_Your task_.
Could you print every record below exactly as it appears?

_Records for processing_.

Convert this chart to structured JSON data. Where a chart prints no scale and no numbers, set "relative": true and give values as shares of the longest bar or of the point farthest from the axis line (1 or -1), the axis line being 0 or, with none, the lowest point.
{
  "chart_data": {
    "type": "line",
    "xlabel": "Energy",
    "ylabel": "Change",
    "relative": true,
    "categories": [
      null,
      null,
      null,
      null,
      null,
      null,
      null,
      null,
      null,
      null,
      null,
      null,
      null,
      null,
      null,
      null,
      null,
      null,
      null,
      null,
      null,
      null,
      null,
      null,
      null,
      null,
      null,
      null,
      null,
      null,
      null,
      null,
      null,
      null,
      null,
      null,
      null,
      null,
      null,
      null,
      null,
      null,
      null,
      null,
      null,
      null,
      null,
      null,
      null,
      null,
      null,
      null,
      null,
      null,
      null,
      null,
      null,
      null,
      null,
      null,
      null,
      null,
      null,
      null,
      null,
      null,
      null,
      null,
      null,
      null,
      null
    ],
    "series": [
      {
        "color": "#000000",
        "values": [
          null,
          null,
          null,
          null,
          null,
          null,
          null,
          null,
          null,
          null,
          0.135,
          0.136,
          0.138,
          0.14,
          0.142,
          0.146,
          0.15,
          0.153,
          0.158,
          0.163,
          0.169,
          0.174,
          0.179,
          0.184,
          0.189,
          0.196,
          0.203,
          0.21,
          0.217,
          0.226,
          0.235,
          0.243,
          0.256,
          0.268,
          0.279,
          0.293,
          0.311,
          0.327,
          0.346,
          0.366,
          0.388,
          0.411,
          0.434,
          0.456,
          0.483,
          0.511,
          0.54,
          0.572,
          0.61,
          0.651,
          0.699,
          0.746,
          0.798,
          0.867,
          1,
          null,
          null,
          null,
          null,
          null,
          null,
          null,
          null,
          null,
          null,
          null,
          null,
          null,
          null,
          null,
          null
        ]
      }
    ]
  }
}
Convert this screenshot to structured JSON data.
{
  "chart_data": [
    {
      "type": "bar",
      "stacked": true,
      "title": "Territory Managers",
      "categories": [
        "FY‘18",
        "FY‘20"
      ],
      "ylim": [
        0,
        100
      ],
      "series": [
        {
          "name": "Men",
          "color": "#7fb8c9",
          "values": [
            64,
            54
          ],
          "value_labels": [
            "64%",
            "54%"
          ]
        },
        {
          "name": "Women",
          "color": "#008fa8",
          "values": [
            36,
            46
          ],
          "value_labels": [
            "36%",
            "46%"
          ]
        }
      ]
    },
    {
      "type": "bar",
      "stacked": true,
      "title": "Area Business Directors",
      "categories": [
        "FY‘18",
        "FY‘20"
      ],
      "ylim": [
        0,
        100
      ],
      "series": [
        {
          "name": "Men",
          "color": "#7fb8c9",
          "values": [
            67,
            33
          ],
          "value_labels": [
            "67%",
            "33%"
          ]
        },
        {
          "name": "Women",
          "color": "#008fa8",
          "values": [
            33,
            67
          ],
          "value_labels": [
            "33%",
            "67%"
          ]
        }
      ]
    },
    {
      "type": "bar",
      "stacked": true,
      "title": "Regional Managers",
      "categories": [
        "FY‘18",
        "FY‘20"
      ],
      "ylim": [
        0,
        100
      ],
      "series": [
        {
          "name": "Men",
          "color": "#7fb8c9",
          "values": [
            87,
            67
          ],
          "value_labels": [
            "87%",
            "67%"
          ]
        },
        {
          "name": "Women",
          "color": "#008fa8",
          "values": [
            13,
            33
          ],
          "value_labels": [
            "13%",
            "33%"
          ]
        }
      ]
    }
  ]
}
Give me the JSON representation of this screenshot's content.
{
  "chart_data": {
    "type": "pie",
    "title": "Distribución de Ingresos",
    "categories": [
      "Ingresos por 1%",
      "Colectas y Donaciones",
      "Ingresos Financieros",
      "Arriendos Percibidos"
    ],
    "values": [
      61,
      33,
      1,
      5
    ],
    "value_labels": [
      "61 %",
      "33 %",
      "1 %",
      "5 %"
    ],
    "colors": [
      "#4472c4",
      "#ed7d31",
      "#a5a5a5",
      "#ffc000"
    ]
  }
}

_Finished exercise_.
Convert this chart to structured JSON data. Where a chart prints no scale and no numbers, set "relative": true and give values as shares of the longest bar or of the point farthest from the axis line (1 or -1), the axis line being 0 or, with none, the lowest point.
{
  "chart_data": {
    "type": "line",
    "xlabel": "Energy",
    "ylabel": "Change",
    "relative": true,
    "categories": [
      null,
      null,
      null,
      null,
      null,
      null,
      null,
      null,
      null,
      null,
      null,
      null,
      null,
      null,
      null,
      null,
      null,
      null,
      null,
      null,
      null,
      null,
      null,
      null,
      null,
      null,
      null,
      null,
      null,
      null,
      null,
      null,
      null,
      null,
      null,
      null,
      null,
      null,
      null,
      null,
      null,
      null,
      null,
      null,
      null,
      null,
      null,
      null,
      null,
      null,
      null,
      null,
      null,
      null,
      null,
      null,
      null,
      null,
      null,
      null,
      null,
      null,
      null,
      null,
      null,
      null,
      null,
      null,
      null,
      null,
      null
    ],
    "series": [
      {
        "color": "#000000",
        "values": [
          null,
          null,
          null,
          null,
          null,
          null,
          null,
          null,
          null,
          null,
          0.135,
          0.136,
          0.138,
          0.14,
          0.142,
          0.146,
          0.15,
          0.153,
          0.158,
          0.163,
          0.169,
          0.174,
          0.179,
          0.184,
          0.189,
          0.196,
          0.203,
          0.21,
          0.217,
          0.226,
          0.235,
          0.243,
          0.256,
          0.268,
          0.279,
          0.293,
          0.311,
          0.327,
          0.346,
          0.366,
          0.388,
          0.411,
          0.434,
          0.456,
          0.483,
          0.511,
          0.54,
          0.572,
          0.61,
          0.651,
          0.699,
          0.746,
          0.798,
          0.867,
          1,
          null,
          null,
          null,
          null,
          null,
          null,
          null,
          null,
          null,
          null,
          null,
          null,
          null,
          null,
          null,
          null
        ]
      }
    ]
  }
}
Convert this screenshot to structured JSON data.
{
  "chart_data": [
    {
      "type": "bar",
      "stacked": true,
      "title": "Territory Managers",
      "categories": [
        "FY‘18",
        "FY‘20"
      ],
      "ylim": [
        0,
        100
      ],
      "series": [
        {
          "name": "Men",
          "color": "#7fb8c9",
          "values": [
            64,
            54
          ],
          "value_labels": [
            "64%",
            "54%"
          ]
        },
        {
          "name": "Women",
          "color": "#008fa8",
          "values": [
            36,
            46
          ],
          "value_labels": [
            "36%",
            "46%"
          ]
        }
      ]
    },
    {
      "type": "bar",
      "stacked": true,
      "title": "Area Business Directors",
      "categories": [
        "FY‘18",
        "FY‘20"
      ],
      "ylim": [
        0,
        100
      ],
      "series": [
        {
          "name": "Men",
          "color": "#7fb8c9",
          "values": [
            67,
            33
          ],
          "value_labels": [
            "67%",
            "33%"
          ]
        },
        {
          "name": "Women",
          "color": "#008fa8",
          "values": [
            33,
            67
          ],
          "value_labels": [
            "33%",
            "67%"
          ]
        }
      ]
    },
    {
      "type": "bar",
      "stacked": true,
      "title": "Regional Managers",
      "categories": [
        "FY‘18",
        "FY‘20"
      ],
      "ylim": [
        0,
        100
      ],
      "series": [
        {
          "name": "Men",
          "color": "#7fb8c9",
          "values": [
            87,
            67
          ],
          "value_labels": [
            "87%",
            "67%"
          ]
        },
        {
          "name": "Women",
          "color": "#008fa8",
          "values": [
            13,
            33
          ],
          "value_labels": [
            "13%",
            "33%"
          ]
        }
      ]
    }
  ]
}
Give me the JSON representation of this screenshot's content.
{
  "chart_data": {
    "type": "pie",
    "title": "Distribución de Ingresos",
    "categories": [
      "Ingresos por 1%",
      "Colectas y Donaciones",
      "Ingresos Financieros",
      "Arriendos Percibidos"
    ],
    "values": [
      61,
      33,
      1,
      5
    ],
    "value_labels": [
      "61 %",
      "33 %",
      "1 %",
      "5 %"
    ],
    "colors": [
      "#4472c4",
      "#ed7d31",
      "#a5a5a5",
      "#ffc000"
    ]
  }
}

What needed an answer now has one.